AIM: Any pictures in the records below should be skipped; write out everything else exactly.
********
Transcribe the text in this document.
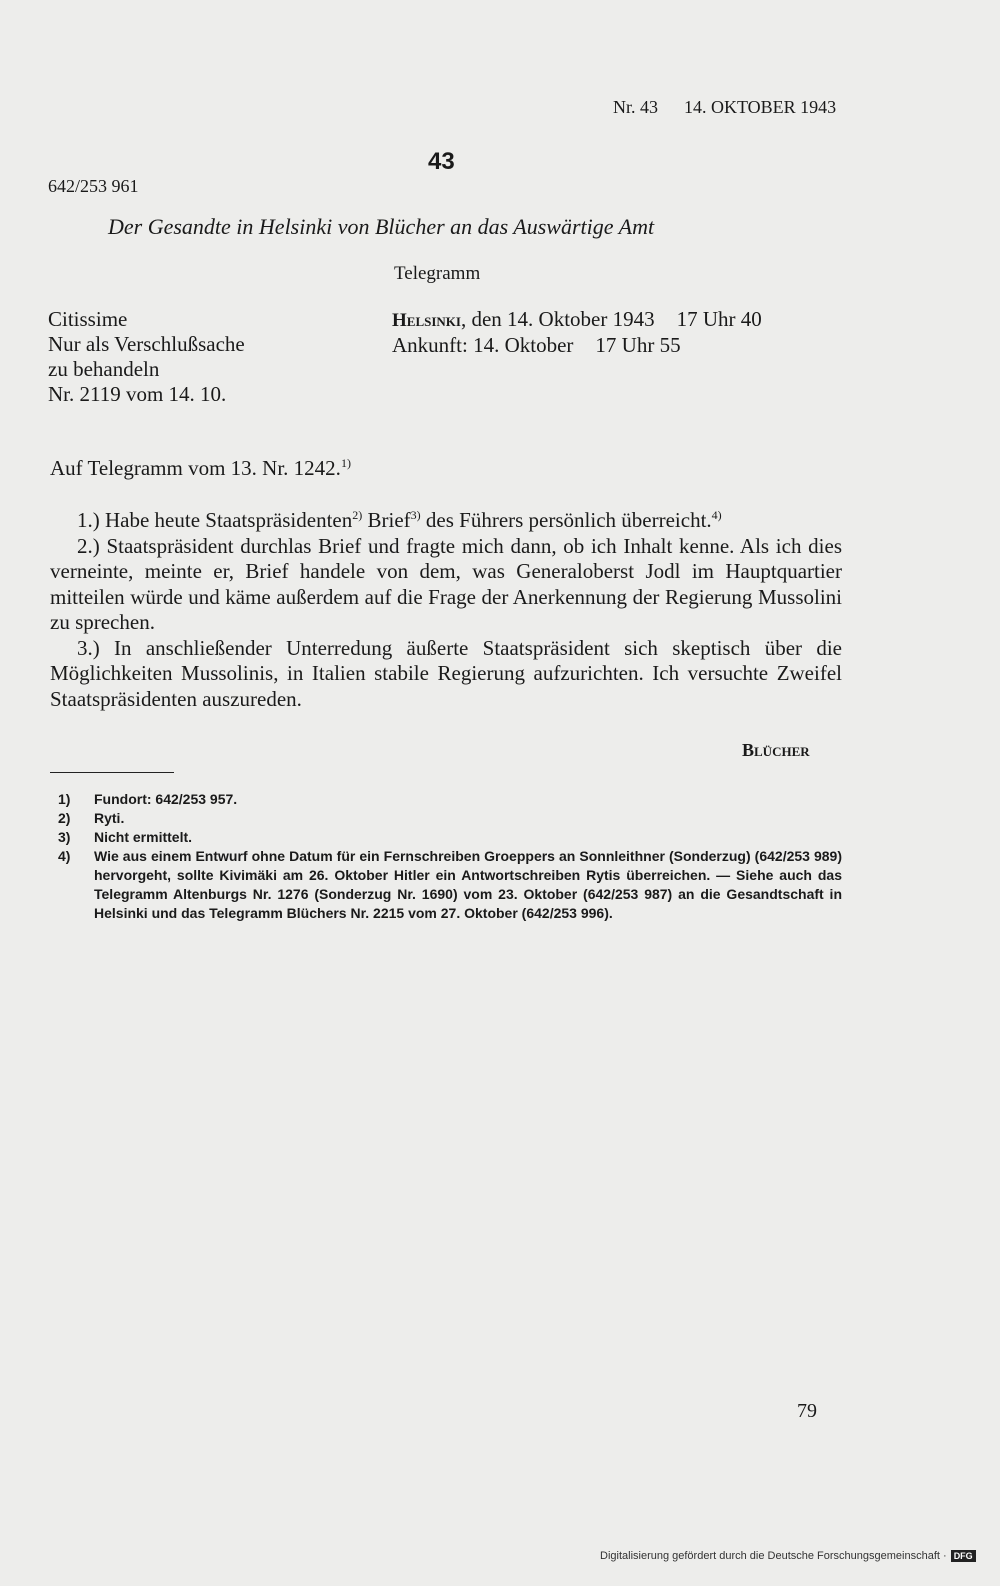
Nr. 43 14. OKTOBER 1943
43
642/253 961
Der Gesandte in Helsinki von Blücher an das Auswärtige Amt
Telegramm
Citissime
Nur als Verschlußsache
zu behandeln
Nr. 2119 vom 14. 10.
Helsinki, den 14. Oktober 1943 17 Uhr 40
Ankunft: 14. Oktober 17 Uhr 55
Auf Telegramm vom 13. Nr. 1242.$^{1)}$

1.) Habe heute Staatspräsidenten$^{2)}$ Brief$^{3)}$ des Führers persönlich überreicht.$^{4)}$

2.) Staatspräsident durchlas Brief und fragte mich dann, ob ich Inhalt kenne. Als ich dies verneinte, meinte er, Brief handele von dem, was Generaloberst Jodl im Hauptquartier mitteilen würde und käme außerdem auf die Frage der Anerkennung der Regierung Mussolini zu sprechen.

3.) In anschließender Unterredung äußerte Staatspräsident sich skeptisch über die Möglichkeiten Mussolinis, in Italien stabile Regierung aufzurichten. Ich versuchte Zweifel Staatspräsidenten auszureden.

Blücher
1)	Fundort: 642/253 957.
2)	Ryti.
3)	Nicht ermittelt.
4)	Wie aus einem Entwurf ohne Datum für ein Fernschreiben Groeppers an Sonnleithner (Sonderzug) (642/253 989) hervorgeht, sollte Kivimäki am 26. Oktober Hitler ein Antwortschreiben Rytis überreichen. — Siehe auch das Telegramm Altenburgs Nr. 1276 (Sonderzug Nr. 1690) vom 23. Oktober (642/253 987) an die Gesandtschaft in Helsinki und das Telegramm Blüchers Nr. 2215 vom 27. Oktober (642/253 996).
79
Digitalisierung gefördert durch die Deutsche Forschungsgemeinschaft · DFG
********
REPLY TO THE TASK:
Transcribe the text in this document.
Nr. 43 14. OKTOBER 1943
43
642/253 961
Der Gesandte in Helsinki von Blücher an das Auswärtige Amt
Telegramm
Citissime
Nur als Verschlußsache
zu behandeln
Nr. 2119 vom 14. 10.
Helsinki, den 14. Oktober 1943 17 Uhr 40
Ankunft: 14. Oktober 17 Uhr 55
Auf Telegramm vom 13. Nr. 1242.$^{1)}$

1.) Habe heute Staatspräsidenten$^{2)}$ Brief$^{3)}$ des Führers persönlich überreicht.$^{4)}$

2.) Staatspräsident durchlas Brief und fragte mich dann, ob ich Inhalt kenne. Als ich dies verneinte, meinte er, Brief handele von dem, was Generaloberst Jodl im Hauptquartier mitteilen würde und käme außerdem auf die Frage der Anerkennung der Regierung Mussolini zu sprechen.

3.) In anschließender Unterredung äußerte Staatspräsident sich skeptisch über die Möglichkeiten Mussolinis, in Italien stabile Regierung aufzurichten. Ich versuchte Zweifel Staatspräsidenten auszureden.

Blücher
1)	Fundort: 642/253 957.
2)	Ryti.
3)	Nicht ermittelt.
4)	Wie aus einem Entwurf ohne Datum für ein Fernschreiben Groeppers an Sonnleithner (Sonderzug) (642/253 989) hervorgeht, sollte Kivimäki am 26. Oktober Hitler ein Antwortschreiben Rytis überreichen. — Siehe auch das Telegramm Altenburgs Nr. 1276 (Sonderzug Nr. 1690) vom 23. Oktober (642/253 987) an die Gesandtschaft in Helsinki und das Telegramm Blüchers Nr. 2215 vom 27. Oktober (642/253 996).
79
Digitalisierung gefördert durch die Deutsche Forschungsgemeinschaft · DFG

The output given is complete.